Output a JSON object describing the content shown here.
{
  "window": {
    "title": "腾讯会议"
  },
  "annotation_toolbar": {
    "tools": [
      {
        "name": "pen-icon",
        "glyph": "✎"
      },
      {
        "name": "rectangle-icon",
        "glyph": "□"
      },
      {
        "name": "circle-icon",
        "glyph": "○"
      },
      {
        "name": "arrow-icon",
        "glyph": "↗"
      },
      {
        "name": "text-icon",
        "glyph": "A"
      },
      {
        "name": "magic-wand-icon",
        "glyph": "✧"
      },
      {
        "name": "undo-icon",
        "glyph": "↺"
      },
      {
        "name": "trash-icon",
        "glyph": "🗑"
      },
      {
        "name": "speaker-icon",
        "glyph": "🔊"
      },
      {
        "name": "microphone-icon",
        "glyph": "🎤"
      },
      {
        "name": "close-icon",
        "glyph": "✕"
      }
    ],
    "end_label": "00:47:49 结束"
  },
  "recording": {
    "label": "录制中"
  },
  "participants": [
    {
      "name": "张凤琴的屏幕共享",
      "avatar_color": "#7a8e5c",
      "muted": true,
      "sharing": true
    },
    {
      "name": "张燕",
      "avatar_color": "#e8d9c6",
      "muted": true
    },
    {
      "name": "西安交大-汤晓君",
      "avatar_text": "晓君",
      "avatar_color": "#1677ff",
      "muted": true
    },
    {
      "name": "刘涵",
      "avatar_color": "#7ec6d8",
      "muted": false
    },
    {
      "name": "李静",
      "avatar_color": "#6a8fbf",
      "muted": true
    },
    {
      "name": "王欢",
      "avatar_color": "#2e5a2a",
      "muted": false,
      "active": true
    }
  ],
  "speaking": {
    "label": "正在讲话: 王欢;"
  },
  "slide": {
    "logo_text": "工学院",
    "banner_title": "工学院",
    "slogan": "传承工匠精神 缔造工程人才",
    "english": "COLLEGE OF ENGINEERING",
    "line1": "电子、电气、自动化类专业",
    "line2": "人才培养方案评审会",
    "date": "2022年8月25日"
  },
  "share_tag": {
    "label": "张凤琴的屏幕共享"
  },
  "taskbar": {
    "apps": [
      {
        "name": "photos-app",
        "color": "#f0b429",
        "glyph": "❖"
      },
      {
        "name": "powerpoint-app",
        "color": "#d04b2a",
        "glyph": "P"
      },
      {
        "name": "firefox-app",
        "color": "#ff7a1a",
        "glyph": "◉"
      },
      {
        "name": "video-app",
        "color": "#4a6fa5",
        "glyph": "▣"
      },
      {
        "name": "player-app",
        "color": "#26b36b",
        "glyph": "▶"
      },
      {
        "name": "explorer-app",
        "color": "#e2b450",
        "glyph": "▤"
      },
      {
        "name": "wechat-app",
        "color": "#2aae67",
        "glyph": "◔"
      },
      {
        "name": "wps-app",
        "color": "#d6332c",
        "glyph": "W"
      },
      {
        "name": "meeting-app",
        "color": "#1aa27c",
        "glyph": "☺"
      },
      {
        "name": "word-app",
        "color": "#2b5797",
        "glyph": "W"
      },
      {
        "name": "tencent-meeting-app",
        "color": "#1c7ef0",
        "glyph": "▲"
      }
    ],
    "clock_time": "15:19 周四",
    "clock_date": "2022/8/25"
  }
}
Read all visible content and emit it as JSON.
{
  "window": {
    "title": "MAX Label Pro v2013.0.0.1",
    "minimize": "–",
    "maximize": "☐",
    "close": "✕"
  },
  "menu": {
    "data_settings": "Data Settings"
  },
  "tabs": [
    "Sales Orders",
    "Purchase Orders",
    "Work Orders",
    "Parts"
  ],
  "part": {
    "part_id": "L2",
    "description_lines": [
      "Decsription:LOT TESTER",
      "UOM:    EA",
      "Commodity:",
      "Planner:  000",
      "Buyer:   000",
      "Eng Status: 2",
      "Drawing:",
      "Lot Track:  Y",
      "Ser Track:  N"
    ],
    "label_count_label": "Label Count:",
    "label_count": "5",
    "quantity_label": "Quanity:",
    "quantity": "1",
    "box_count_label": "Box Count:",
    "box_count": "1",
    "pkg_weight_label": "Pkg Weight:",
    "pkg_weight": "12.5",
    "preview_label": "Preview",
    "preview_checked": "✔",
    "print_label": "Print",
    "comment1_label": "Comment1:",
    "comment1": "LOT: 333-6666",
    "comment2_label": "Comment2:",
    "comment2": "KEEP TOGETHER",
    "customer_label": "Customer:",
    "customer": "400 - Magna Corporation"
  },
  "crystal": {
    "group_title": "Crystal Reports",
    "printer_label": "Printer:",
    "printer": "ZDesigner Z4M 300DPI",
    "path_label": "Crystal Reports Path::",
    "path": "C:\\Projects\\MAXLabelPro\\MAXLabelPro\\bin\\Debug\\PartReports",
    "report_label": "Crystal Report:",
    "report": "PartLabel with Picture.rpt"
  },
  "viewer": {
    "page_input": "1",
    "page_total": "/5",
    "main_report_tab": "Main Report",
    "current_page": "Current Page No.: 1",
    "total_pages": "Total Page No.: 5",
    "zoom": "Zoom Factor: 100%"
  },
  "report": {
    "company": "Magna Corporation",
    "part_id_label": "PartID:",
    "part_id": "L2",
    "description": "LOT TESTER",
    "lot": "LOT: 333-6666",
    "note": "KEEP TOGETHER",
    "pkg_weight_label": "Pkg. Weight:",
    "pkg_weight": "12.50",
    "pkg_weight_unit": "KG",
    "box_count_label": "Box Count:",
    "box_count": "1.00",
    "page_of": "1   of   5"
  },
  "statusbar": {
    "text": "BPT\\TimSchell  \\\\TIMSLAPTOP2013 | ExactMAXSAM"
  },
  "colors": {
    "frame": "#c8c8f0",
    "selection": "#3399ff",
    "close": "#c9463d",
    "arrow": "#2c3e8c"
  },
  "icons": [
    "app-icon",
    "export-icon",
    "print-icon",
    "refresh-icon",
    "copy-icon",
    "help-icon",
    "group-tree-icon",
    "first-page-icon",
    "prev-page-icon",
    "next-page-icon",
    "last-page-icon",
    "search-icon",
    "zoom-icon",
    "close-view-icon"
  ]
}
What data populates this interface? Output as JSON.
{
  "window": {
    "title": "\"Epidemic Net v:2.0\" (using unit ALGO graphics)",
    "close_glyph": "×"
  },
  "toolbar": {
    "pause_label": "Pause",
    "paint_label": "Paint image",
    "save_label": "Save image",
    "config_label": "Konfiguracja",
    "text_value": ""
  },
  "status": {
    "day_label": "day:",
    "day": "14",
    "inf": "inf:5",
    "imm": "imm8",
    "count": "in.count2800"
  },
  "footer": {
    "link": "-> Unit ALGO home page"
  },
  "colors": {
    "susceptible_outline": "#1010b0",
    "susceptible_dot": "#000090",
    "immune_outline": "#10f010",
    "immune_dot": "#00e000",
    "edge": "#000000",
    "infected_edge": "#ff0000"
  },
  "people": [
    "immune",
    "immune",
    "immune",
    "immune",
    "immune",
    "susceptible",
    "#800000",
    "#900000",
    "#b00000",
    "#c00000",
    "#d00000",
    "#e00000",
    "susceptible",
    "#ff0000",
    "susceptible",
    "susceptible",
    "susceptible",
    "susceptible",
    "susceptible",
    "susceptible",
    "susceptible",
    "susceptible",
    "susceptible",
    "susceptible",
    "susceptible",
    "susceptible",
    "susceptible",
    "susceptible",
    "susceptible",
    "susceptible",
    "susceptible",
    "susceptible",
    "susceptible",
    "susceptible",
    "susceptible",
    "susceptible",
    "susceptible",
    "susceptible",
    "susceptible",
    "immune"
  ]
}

|---|

Task:
Recopy the entries above exactly, with every line included.

Result below:
Output a JSON object describing the content shown here.
{
  "window": {
    "title": "腾讯会议"
  },
  "annotation_toolbar": {
    "tools": [
      {
        "name": "pen-icon",
        "glyph": "✎"
      },
      {
        "name": "rectangle-icon",
        "glyph": "□"
      },
      {
        "name": "circle-icon",
        "glyph": "○"
      },
      {
        "name": "arrow-icon",
        "glyph": "↗"
      },
      {
        "name": "text-icon",
        "glyph": "A"
      },
      {
        "name": "magic-wand-icon",
        "glyph": "✧"
      },
      {
        "name": "undo-icon",
        "glyph": "↺"
      },
      {
        "name": "trash-icon",
        "glyph": "🗑"
      },
      {
        "name": "speaker-icon",
        "glyph": "🔊"
      },
      {
        "name": "microphone-icon",
        "glyph": "🎤"
      },
      {
        "name": "close-icon",
        "glyph": "✕"
      }
    ],
    "end_label": "00:47:49 结束"
  },
  "recording": {
    "label": "录制中"
  },
  "participants": [
    {
      "name": "张凤琴的屏幕共享",
      "avatar_color": "#7a8e5c",
      "muted": true,
      "sharing": true
    },
    {
      "name": "张燕",
      "avatar_color": "#e8d9c6",
      "muted": true
    },
    {
      "name": "西安交大-汤晓君",
      "avatar_text": "晓君",
      "avatar_color": "#1677ff",
      "muted": true
    },
    {
      "name": "刘涵",
      "avatar_color": "#7ec6d8",
      "muted": false
    },
    {
      "name": "李静",
      "avatar_color": "#6a8fbf",
      "muted": true
    },
    {
      "name": "王欢",
      "avatar_color": "#2e5a2a",
      "muted": false,
      "active": true
    }
  ],
  "speaking": {
    "label": "正在讲话: 王欢;"
  },
  "slide": {
    "logo_text": "工学院",
    "banner_title": "工学院",
    "slogan": "传承工匠精神 缔造工程人才",
    "english": "COLLEGE OF ENGINEERING",
    "line1": "电子、电气、自动化类专业",
    "line2": "人才培养方案评审会",
    "date": "2022年8月25日"
  },
  "share_tag": {
    "label": "张凤琴的屏幕共享"
  },
  "taskbar": {
    "apps": [
      {
        "name": "photos-app",
        "color": "#f0b429",
        "glyph": "❖"
      },
      {
        "name": "powerpoint-app",
        "color": "#d04b2a",
        "glyph": "P"
      },
      {
        "name": "firefox-app",
        "color": "#ff7a1a",
        "glyph": "◉"
      },
      {
        "name": "video-app",
        "color": "#4a6fa5",
        "glyph": "▣"
      },
      {
        "name": "player-app",
        "color": "#26b36b",
        "glyph": "▶"
      },
      {
        "name": "explorer-app",
        "color": "#e2b450",
        "glyph": "▤"
      },
      {
        "name": "wechat-app",
        "color": "#2aae67",
        "glyph": "◔"
      },
      {
        "name": "wps-app",
        "color": "#d6332c",
        "glyph": "W"
      },
      {
        "name": "meeting-app",
        "color": "#1aa27c",
        "glyph": "☺"
      },
      {
        "name": "word-app",
        "color": "#2b5797",
        "glyph": "W"
      },
      {
        "name": "tencent-meeting-app",
        "color": "#1c7ef0",
        "glyph": "▲"
      }
    ],
    "clock_time": "15:19 周四",
    "clock_date": "2022/8/25"
  }
}
Read all visible content and emit it as JSON.
{
  "window": {
    "title": "MAX Label Pro v2013.0.0.1",
    "minimize": "–",
    "maximize": "☐",
    "close": "✕"
  },
  "menu": {
    "data_settings": "Data Settings"
  },
  "tabs": [
    "Sales Orders",
    "Purchase Orders",
    "Work Orders",
    "Parts"
  ],
  "part": {
    "part_id": "L2",
    "description_lines": [
      "Decsription:LOT TESTER",
      "UOM:    EA",
      "Commodity:",
      "Planner:  000",
      "Buyer:   000",
      "Eng Status: 2",
      "Drawing:",
      "Lot Track:  Y",
      "Ser Track:  N"
    ],
    "label_count_label": "Label Count:",
    "label_count": "5",
    "quantity_label": "Quanity:",
    "quantity": "1",
    "box_count_label": "Box Count:",
    "box_count": "1",
    "pkg_weight_label": "Pkg Weight:",
    "pkg_weight": "12.5",
    "preview_label": "Preview",
    "preview_checked": "✔",
    "print_label": "Print",
    "comment1_label": "Comment1:",
    "comment1": "LOT: 333-6666",
    "comment2_label": "Comment2:",
    "comment2": "KEEP TOGETHER",
    "customer_label": "Customer:",
    "customer": "400 - Magna Corporation"
  },
  "crystal": {
    "group_title": "Crystal Reports",
    "printer_label": "Printer:",
    "printer": "ZDesigner Z4M 300DPI",
    "path_label": "Crystal Reports Path::",
    "path": "C:\\Projects\\MAXLabelPro\\MAXLabelPro\\bin\\Debug\\PartReports",
    "report_label": "Crystal Report:",
    "report": "PartLabel with Picture.rpt"
  },
  "viewer": {
    "page_input": "1",
    "page_total": "/5",
    "main_report_tab": "Main Report",
    "current_page": "Current Page No.: 1",
    "total_pages": "Total Page No.: 5",
    "zoom": "Zoom Factor: 100%"
  },
  "report": {
    "company": "Magna Corporation",
    "part_id_label": "PartID:",
    "part_id": "L2",
    "description": "LOT TESTER",
    "lot": "LOT: 333-6666",
    "note": "KEEP TOGETHER",
    "pkg_weight_label": "Pkg. Weight:",
    "pkg_weight": "12.50",
    "pkg_weight_unit": "KG",
    "box_count_label": "Box Count:",
    "box_count": "1.00",
    "page_of": "1   of   5"
  },
  "statusbar": {
    "text": "BPT\\TimSchell  \\\\TIMSLAPTOP2013 | ExactMAXSAM"
  },
  "colors": {
    "frame": "#c8c8f0",
    "selection": "#3399ff",
    "close": "#c9463d",
    "arrow": "#2c3e8c"
  },
  "icons": [
    "app-icon",
    "export-icon",
    "print-icon",
    "refresh-icon",
    "copy-icon",
    "help-icon",
    "group-tree-icon",
    "first-page-icon",
    "prev-page-icon",
    "next-page-icon",
    "last-page-icon",
    "search-icon",
    "zoom-icon",
    "close-view-icon"
  ]
}
What data populates this interface? Output as JSON.
{
  "window": {
    "title": "\"Epidemic Net v:2.0\" (using unit ALGO graphics)",
    "close_glyph": "×"
  },
  "toolbar": {
    "pause_label": "Pause",
    "paint_label": "Paint image",
    "save_label": "Save image",
    "config_label": "Konfiguracja",
    "text_value": ""
  },
  "status": {
    "day_label": "day:",
    "day": "14",
    "inf": "inf:5",
    "imm": "imm8",
    "count": "in.count2800"
  },
  "footer": {
    "link": "-> Unit ALGO home page"
  },
  "colors": {
    "susceptible_outline": "#1010b0",
    "susceptible_dot": "#000090",
    "immune_outline": "#10f010",
    "immune_dot": "#00e000",
    "edge": "#000000",
    "infected_edge": "#ff0000"
  },
  "people": [
    "immune",
    "immune",
    "immune",
    "immune",
    "immune",
    "susceptible",
    "#800000",
    "#900000",
    "#b00000",
    "#c00000",
    "#d00000",
    "#e00000",
    "susceptible",
    "#ff0000",
    "susceptible",
    "susceptible",
    "susceptible",
    "susceptible",
    "susceptible",
    "susceptible",
    "susceptible",
    "susceptible",
    "susceptible",
    "susceptible",
    "susceptible",
    "susceptible",
    "susceptible",
    "susceptible",
    "susceptible",
    "susceptible",
    "susceptible",
    "susceptible",
    "susceptible",
    "susceptible",
    "susceptible",
    "susceptible",
    "susceptible",
    "susceptible",
    "susceptible",
    "immune"
  ]
}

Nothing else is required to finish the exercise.